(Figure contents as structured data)
'''
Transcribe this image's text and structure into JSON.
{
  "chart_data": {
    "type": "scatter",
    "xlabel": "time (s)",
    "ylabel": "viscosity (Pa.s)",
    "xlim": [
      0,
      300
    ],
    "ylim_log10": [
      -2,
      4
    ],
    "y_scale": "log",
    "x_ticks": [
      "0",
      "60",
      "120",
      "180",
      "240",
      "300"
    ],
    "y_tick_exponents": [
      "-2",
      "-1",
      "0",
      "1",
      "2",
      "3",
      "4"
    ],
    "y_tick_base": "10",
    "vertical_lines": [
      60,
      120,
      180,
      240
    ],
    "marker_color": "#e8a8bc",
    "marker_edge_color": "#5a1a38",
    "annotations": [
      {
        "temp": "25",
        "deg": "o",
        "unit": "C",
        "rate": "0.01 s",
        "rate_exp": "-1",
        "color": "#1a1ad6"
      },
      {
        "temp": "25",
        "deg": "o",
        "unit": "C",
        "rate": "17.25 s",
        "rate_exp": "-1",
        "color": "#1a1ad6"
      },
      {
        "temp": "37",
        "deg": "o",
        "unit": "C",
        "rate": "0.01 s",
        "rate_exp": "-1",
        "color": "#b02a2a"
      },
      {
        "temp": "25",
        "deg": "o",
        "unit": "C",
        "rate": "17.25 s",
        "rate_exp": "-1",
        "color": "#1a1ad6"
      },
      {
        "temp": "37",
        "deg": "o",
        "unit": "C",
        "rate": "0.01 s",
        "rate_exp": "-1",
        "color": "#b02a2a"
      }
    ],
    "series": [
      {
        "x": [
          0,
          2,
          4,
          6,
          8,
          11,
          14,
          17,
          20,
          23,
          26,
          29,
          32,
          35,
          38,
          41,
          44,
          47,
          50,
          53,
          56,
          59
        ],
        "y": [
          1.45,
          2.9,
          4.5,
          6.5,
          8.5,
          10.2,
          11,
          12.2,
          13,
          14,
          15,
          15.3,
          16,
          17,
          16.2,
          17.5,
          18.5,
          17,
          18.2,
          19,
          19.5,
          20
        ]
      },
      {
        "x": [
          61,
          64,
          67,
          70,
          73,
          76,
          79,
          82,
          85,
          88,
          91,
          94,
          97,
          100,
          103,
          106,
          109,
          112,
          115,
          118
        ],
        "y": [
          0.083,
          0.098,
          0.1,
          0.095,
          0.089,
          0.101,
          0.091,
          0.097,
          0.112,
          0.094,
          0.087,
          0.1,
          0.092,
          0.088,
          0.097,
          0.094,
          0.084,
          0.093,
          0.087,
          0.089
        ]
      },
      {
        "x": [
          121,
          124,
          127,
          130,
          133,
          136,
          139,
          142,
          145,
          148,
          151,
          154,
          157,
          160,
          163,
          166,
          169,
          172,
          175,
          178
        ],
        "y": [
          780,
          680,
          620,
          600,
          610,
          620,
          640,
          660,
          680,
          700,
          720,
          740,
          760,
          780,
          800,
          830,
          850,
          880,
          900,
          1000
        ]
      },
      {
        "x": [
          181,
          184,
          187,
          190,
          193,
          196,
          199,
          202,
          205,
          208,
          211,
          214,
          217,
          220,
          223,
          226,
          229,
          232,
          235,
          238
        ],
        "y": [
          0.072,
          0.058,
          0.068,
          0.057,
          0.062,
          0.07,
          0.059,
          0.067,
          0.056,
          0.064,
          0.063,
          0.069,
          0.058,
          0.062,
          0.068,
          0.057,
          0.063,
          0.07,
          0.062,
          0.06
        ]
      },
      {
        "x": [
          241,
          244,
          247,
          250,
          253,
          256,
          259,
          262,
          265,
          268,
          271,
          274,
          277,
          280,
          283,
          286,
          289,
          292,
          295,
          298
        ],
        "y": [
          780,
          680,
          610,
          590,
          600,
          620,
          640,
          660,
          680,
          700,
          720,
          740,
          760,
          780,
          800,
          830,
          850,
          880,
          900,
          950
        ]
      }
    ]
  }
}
'''
**WHAT THE TASK ASKS:**
Every entry should be printed again exactly as written.

**EXPECTED ANSWER:**
Transcribe this image's text and structure into JSON.
{
  "chart_data": {
    "type": "scatter",
    "xlabel": "time (s)",
    "ylabel": "viscosity (Pa.s)",
    "xlim": [
      0,
      300
    ],
    "ylim_log10": [
      -2,
      4
    ],
    "y_scale": "log",
    "x_ticks": [
      "0",
      "60",
      "120",
      "180",
      "240",
      "300"
    ],
    "y_tick_exponents": [
      "-2",
      "-1",
      "0",
      "1",
      "2",
      "3",
      "4"
    ],
    "y_tick_base": "10",
    "vertical_lines": [
      60,
      120,
      180,
      240
    ],
    "marker_color": "#e8a8bc",
    "marker_edge_color": "#5a1a38",
    "annotations": [
      {
        "temp": "25",
        "deg": "o",
        "unit": "C",
        "rate": "0.01 s",
        "rate_exp": "-1",
        "color": "#1a1ad6"
      },
      {
        "temp": "25",
        "deg": "o",
        "unit": "C",
        "rate": "17.25 s",
        "rate_exp": "-1",
        "color": "#1a1ad6"
      },
      {
        "temp": "37",
        "deg": "o",
        "unit": "C",
        "rate": "0.01 s",
        "rate_exp": "-1",
        "color": "#b02a2a"
      },
      {
        "temp": "25",
        "deg": "o",
        "unit": "C",
        "rate": "17.25 s",
        "rate_exp": "-1",
        "color": "#1a1ad6"
      },
      {
        "temp": "37",
        "deg": "o",
        "unit": "C",
        "rate": "0.01 s",
        "rate_exp": "-1",
        "color": "#b02a2a"
      }
    ],
    "series": [
      {
        "x": [
          0,
          2,
          4,
          6,
          8,
          11,
          14,
          17,
          20,
          23,
          26,
          29,
          32,
          35,
          38,
          41,
          44,
          47,
          50,
          53,
          56,
          59
        ],
        "y": [
          1.45,
          2.9,
          4.5,
          6.5,
          8.5,
          10.2,
          11,
          12.2,
          13,
          14,
          15,
          15.3,
          16,
          17,
          16.2,
          17.5,
          18.5,
          17,
          18.2,
          19,
          19.5,
          20
        ]
      },
      {
        "x": [
          61,
          64,
          67,
          70,
          73,
          76,
          79,
          82,
          85,
          88,
          91,
          94,
          97,
          100,
          103,
          106,
          109,
          112,
          115,
          118
        ],
        "y": [
          0.083,
          0.098,
          0.1,
          0.095,
          0.089,
          0.101,
          0.091,
          0.097,
          0.112,
          0.094,
          0.087,
          0.1,
          0.092,
          0.088,
          0.097,
          0.094,
          0.084,
          0.093,
          0.087,
          0.089
        ]
      },
      {
        "x": [
          121,
          124,
          127,
          130,
          133,
          136,
          139,
          142,
          145,
          148,
          151,
          154,
          157,
          160,
          163,
          166,
          169,
          172,
          175,
          178
        ],
        "y": [
          780,
          680,
          620,
          600,
          610,
          620,
          640,
          660,
          680,
          700,
          720,
          740,
          760,
          780,
          800,
          830,
          850,
          880,
          900,
          1000
        ]
      },
      {
        "x": [
          181,
          184,
          187,
          190,
          193,
          196,
          199,
          202,
          205,
          208,
          211,
          214,
          217,
          220,
          223,
          226,
          229,
          232,
          235,
          238
        ],
        "y": [
          0.072,
          0.058,
          0.068,
          0.057,
          0.062,
          0.07,
          0.059,
          0.067,
          0.056,
          0.064,
          0.063,
          0.069,
          0.058,
          0.062,
          0.068,
          0.057,
          0.063,
          0.07,
          0.062,
          0.06
        ]
      },
      {
        "x": [
          241,
          244,
          247,
          250,
          253,
          256,
          259,
          262,
          265,
          268,
          271,
          274,
          277,
          280,
          283,
          286,
          289,
          292,
          295,
          298
        ],
        "y": [
          780,
          680,
          610,
          590,
          600,
          620,
          640,
          660,
          680,
          700,
          720,
          740,
          760,
          780,
          800,
          830,
          850,
          880,
          900,
          950
        ]
      }
    ]
  }
}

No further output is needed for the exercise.